--- begin Exercise input ---
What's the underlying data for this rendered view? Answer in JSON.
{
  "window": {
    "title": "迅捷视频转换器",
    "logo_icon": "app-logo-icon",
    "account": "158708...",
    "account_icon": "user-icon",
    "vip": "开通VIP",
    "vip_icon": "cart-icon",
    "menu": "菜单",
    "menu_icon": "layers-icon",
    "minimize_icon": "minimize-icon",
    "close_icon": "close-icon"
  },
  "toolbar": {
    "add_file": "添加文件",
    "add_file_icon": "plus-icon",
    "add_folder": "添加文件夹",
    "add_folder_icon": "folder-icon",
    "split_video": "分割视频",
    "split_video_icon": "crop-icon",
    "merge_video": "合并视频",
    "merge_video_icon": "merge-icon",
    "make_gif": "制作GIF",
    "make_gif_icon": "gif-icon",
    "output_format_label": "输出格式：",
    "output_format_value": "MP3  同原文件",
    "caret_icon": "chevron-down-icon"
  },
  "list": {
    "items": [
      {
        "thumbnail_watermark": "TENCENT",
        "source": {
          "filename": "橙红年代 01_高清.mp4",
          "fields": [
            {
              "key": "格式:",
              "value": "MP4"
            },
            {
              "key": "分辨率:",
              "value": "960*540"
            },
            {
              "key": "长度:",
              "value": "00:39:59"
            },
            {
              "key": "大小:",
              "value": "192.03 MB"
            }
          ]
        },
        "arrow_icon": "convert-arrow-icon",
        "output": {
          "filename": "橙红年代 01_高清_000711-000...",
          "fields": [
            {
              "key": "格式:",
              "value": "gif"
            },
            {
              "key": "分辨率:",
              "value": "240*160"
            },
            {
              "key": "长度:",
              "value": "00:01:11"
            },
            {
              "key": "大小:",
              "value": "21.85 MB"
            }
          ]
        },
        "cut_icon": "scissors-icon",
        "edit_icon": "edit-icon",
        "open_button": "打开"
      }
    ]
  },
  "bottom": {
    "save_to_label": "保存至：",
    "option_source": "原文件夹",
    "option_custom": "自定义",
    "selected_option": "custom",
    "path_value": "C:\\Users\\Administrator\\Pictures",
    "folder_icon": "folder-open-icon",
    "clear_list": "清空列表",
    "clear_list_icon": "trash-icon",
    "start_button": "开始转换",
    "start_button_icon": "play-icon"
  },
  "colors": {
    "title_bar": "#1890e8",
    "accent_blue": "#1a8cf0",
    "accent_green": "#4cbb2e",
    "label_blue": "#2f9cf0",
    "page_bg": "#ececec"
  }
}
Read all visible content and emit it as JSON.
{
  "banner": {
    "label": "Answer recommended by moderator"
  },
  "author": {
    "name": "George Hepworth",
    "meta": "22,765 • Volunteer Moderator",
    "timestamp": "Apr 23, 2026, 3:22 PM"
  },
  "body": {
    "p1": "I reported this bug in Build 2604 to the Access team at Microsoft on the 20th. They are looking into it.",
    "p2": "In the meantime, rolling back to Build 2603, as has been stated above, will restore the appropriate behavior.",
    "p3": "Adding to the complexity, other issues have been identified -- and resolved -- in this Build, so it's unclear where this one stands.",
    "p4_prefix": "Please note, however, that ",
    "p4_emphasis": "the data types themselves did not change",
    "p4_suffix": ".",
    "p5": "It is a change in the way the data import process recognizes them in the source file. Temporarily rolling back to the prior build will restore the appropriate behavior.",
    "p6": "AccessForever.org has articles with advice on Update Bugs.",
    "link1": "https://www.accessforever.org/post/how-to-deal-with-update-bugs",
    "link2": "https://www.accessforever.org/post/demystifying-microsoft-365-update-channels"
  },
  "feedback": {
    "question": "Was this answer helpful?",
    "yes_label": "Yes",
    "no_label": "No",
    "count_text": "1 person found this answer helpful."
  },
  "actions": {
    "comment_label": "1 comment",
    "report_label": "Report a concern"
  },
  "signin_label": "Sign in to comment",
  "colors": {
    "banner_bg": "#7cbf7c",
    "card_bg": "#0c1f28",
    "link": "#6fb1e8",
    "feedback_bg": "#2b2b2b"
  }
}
--- end Exercise input ---
**Problem to work on**
Extract, from the material above, each line holding the word "with".

**Full response**
    "p6": "AccessForever.org has articles with advice on Update Bugs.",
    "link1": "https://www.accessforever.org/post/how-to-deal-with-update-bugs",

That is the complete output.